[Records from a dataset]

•••••

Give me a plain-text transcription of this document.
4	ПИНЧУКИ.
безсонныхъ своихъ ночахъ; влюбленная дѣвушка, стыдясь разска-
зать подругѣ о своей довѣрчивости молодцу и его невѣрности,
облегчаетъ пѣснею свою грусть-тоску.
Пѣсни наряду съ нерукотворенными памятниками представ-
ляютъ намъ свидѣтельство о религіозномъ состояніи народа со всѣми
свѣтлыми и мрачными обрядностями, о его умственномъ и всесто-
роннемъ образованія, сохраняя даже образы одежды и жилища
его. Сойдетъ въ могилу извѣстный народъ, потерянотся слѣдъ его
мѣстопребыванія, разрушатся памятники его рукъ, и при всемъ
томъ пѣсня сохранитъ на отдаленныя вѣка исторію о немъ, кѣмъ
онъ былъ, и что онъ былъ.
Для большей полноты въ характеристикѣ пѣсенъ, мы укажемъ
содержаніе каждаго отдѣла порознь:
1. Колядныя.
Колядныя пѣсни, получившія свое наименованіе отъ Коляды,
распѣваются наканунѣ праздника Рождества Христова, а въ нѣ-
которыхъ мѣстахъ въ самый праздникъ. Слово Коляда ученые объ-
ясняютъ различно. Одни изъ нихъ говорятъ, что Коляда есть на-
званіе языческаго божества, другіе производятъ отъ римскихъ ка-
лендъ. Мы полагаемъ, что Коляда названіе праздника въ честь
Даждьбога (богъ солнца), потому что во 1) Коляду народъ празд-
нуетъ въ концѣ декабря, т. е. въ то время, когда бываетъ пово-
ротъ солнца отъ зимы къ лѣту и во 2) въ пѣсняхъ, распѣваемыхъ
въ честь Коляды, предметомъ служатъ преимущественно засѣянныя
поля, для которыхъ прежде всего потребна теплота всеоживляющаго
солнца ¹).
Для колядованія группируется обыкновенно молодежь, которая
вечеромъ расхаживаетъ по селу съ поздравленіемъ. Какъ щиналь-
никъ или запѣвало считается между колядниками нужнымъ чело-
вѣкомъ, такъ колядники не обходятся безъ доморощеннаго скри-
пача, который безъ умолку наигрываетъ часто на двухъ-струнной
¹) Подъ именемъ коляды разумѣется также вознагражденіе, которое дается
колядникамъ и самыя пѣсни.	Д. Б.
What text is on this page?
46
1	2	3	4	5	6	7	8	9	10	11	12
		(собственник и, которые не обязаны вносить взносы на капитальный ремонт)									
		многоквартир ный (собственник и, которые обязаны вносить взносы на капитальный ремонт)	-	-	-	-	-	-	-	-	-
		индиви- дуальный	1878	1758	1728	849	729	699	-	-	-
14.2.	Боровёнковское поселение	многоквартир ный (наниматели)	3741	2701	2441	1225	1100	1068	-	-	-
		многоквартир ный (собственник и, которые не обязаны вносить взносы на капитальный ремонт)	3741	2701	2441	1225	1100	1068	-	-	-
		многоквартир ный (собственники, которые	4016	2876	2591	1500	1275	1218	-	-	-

•••••

### [Aim]
Above are the records; copy all of them exactly.

### [Completed task]
Give me a plain-text transcription of this document.
4	ПИНЧУКИ.
безсонныхъ своихъ ночахъ; влюбленная дѣвушка, стыдясь разска-
зать подругѣ о своей довѣрчивости молодцу и его невѣрности,
облегчаетъ пѣснею свою грусть-тоску.
Пѣсни наряду съ нерукотворенными памятниками представ-
ляютъ намъ свидѣтельство о религіозномъ состояніи народа со всѣми
свѣтлыми и мрачными обрядностями, о его умственномъ и всесто-
роннемъ образованія, сохраняя даже образы одежды и жилища
его. Сойдетъ въ могилу извѣстный народъ, потерянотся слѣдъ его
мѣстопребыванія, разрушатся памятники его рукъ, и при всемъ
томъ пѣсня сохранитъ на отдаленныя вѣка исторію о немъ, кѣмъ
онъ былъ, и что онъ былъ.
Для большей полноты въ характеристикѣ пѣсенъ, мы укажемъ
содержаніе каждаго отдѣла порознь:
1. Колядныя.
Колядныя пѣсни, получившія свое наименованіе отъ Коляды,
распѣваются наканунѣ праздника Рождества Христова, а въ нѣ-
которыхъ мѣстахъ въ самый праздникъ. Слово Коляда ученые объ-
ясняютъ различно. Одни изъ нихъ говорятъ, что Коляда есть на-
званіе языческаго божества, другіе производятъ отъ римскихъ ка-
лендъ. Мы полагаемъ, что Коляда названіе праздника въ честь
Даждьбога (богъ солнца), потому что во 1) Коляду народъ празд-
нуетъ въ концѣ декабря, т. е. въ то время, когда бываетъ пово-
ротъ солнца отъ зимы къ лѣту и во 2) въ пѣсняхъ, распѣваемыхъ
въ честь Коляды, предметомъ служатъ преимущественно засѣянныя
поля, для которыхъ прежде всего потребна теплота всеоживляющаго
солнца ¹).
Для колядованія группируется обыкновенно молодежь, которая
вечеромъ расхаживаетъ по селу съ поздравленіемъ. Какъ щиналь-
никъ или запѣвало считается между колядниками нужнымъ чело-
вѣкомъ, такъ колядники не обходятся безъ доморощеннаго скри-
пача, который безъ умолку наигрываетъ часто на двухъ-струнной
¹) Подъ именемъ коляды разумѣется также вознагражденіе, которое дается
колядникамъ и самыя пѣсни.	Д. Б.
What text is on this page?
46
1	2	3	4	5	6	7	8	9	10	11	12
		(собственник и, которые не обязаны вносить взносы на капитальный ремонт)									
		многоквартир ный (собственник и, которые обязаны вносить взносы на капитальный ремонт)	-	-	-	-	-	-	-	-	-
		индиви- дуальный	1878	1758	1728	849	729	699	-	-	-
14.2.	Боровёнковское поселение	многоквартир ный (наниматели)	3741	2701	2441	1225	1100	1068	-	-	-
		многоквартир ный (собственник и, которые не обязаны вносить взносы на капитальный ремонт)	3741	2701	2441	1225	1100	1068	-	-	-
		многоквартир ный (собственники, которые	4016	2876	2591	1500	1275	1218	-	-	-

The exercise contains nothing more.